=== EXERCISE INSTRUCTIONS ===
Could you put every line of the items below into a JSON list of strings, one string per line, with blank lines skipped and the pictures left out?

(Recorded data)

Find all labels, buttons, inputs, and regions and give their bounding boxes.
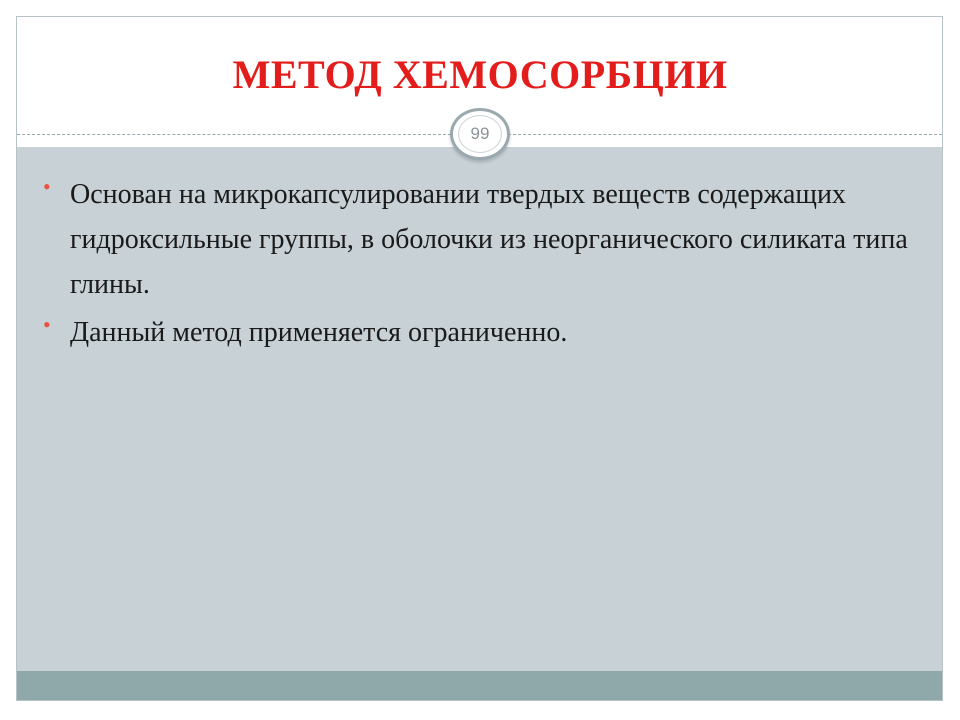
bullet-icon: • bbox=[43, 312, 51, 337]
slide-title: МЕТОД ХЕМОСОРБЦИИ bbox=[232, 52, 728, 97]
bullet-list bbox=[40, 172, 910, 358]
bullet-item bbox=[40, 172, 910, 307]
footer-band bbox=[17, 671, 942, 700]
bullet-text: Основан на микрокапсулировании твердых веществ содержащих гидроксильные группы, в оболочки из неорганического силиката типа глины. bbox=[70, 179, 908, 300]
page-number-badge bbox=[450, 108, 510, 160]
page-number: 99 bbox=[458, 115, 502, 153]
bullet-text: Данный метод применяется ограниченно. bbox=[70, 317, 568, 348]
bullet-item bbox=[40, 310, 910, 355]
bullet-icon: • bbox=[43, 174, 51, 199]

=== ANSWER TO THIS EXERCISE ===
[
  "Find all labels, buttons, inputs, and regions and give their bounding boxes.",
  "bullet-icon: • bbox=[43, 312, 51, 337]",
  "slide-title: МЕТОД ХЕМОСОРБЦИИ bbox=[232, 52, 728, 97]",
  "bullet-list bbox=[40, 172, 910, 358]",
  "bullet-item bbox=[40, 172, 910, 307]",
  "footer-band bbox=[17, 671, 942, 700]",
  "bullet-text: Основан на микрокапсулировании твердых веществ содержащих гидроксильные группы, в оболочки из неорганического силиката типа глины. bbox=[70, 179, 908, 300]",
  "page-number-badge bbox=[450, 108, 510, 160]",
  "page-number: 99 bbox=[458, 115, 502, 153]",
  "bullet-text: Данный метод применяется ограниченно. bbox=[70, 317, 568, 348]",
  "bullet-item bbox=[40, 310, 910, 355]",
  "bullet-icon: • bbox=[43, 174, 51, 199]"
]